__What you should do__
Skip every picture and transcribe the remaining material exactly.

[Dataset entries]
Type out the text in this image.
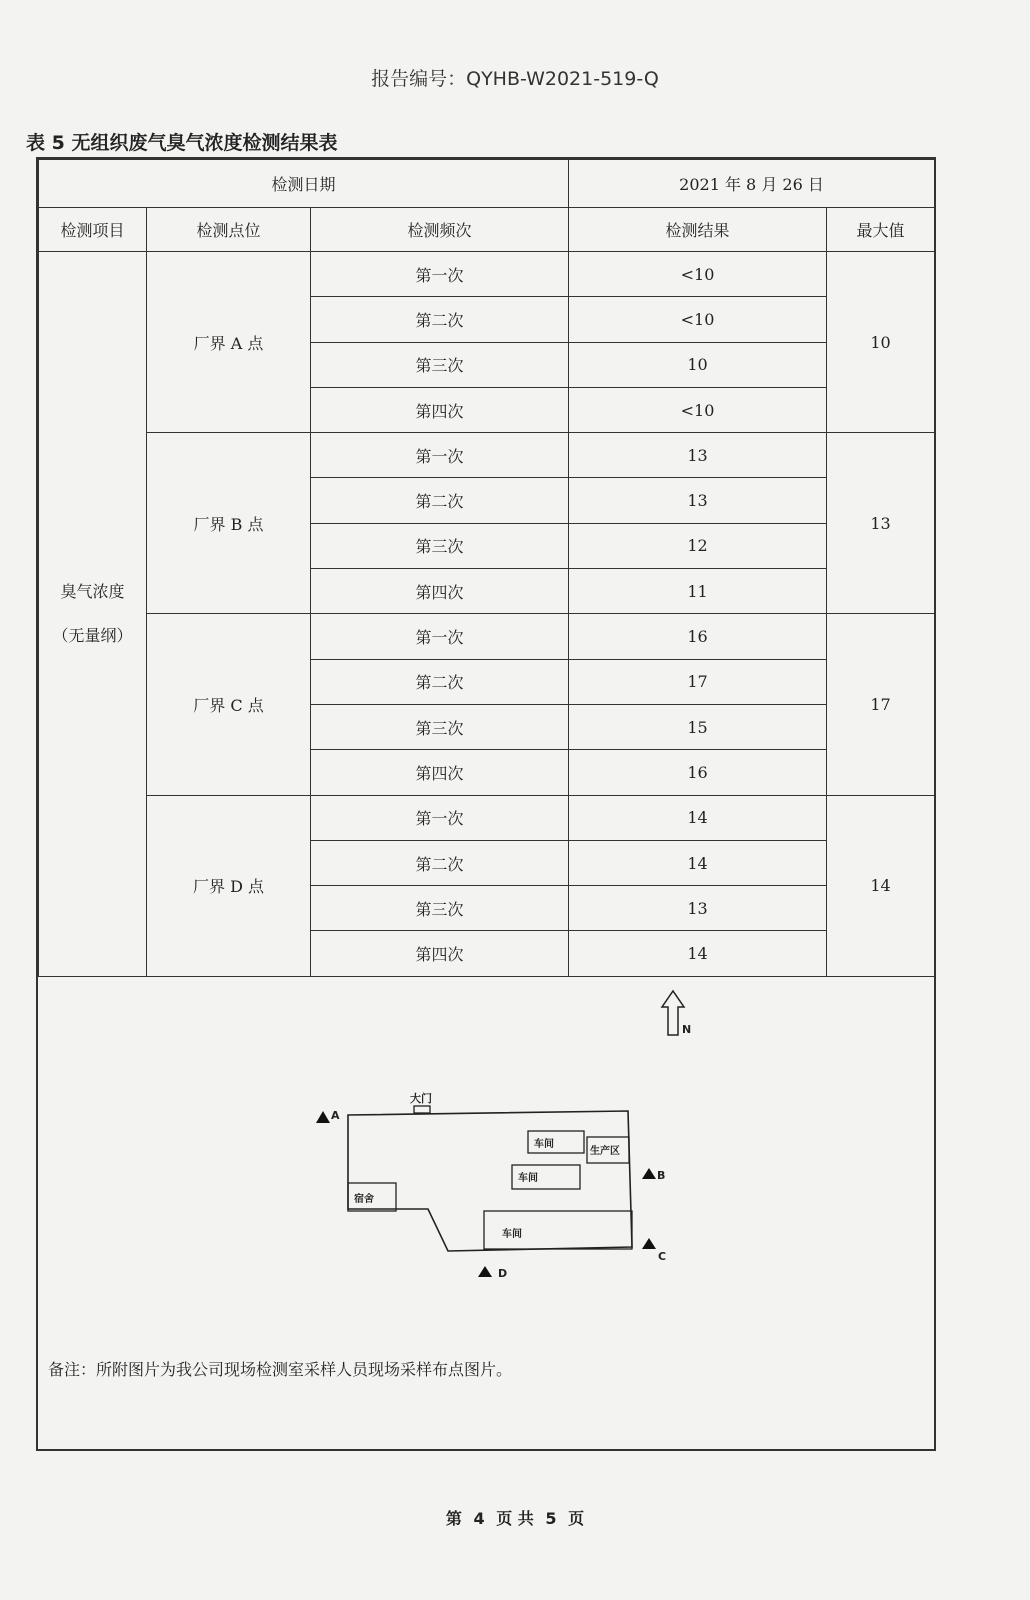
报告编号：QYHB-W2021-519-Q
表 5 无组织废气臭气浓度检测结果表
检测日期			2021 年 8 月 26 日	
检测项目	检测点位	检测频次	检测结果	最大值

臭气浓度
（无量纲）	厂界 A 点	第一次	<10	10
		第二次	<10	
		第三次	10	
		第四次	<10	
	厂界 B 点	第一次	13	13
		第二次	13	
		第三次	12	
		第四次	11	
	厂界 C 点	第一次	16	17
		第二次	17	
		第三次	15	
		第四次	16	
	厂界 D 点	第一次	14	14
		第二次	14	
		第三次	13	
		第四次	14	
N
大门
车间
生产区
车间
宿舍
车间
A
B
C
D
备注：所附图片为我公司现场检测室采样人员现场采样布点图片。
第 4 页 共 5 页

__The result__
Type out the text in this image.
报告编号：QYHB-W2021-519-Q
表 5 无组织废气臭气浓度检测结果表
检测日期			2021 年 8 月 26 日	
检测项目	检测点位	检测频次	检测结果	最大值

臭气浓度
（无量纲）	厂界 A 点	第一次	<10	10
		第二次	<10	
		第三次	10	
		第四次	<10	
	厂界 B 点	第一次	13	13
		第二次	13	
		第三次	12	
		第四次	11	
	厂界 C 点	第一次	16	17
		第二次	17	
		第三次	15	
		第四次	16	
	厂界 D 点	第一次	14	14
		第二次	14	
		第三次	13	
		第四次	14	
N
大门
车间
生产区
车间
宿舍
车间
A
B
C
D
备注：所附图片为我公司现场检测室采样人员现场采样布点图片。
第 4 页 共 5 页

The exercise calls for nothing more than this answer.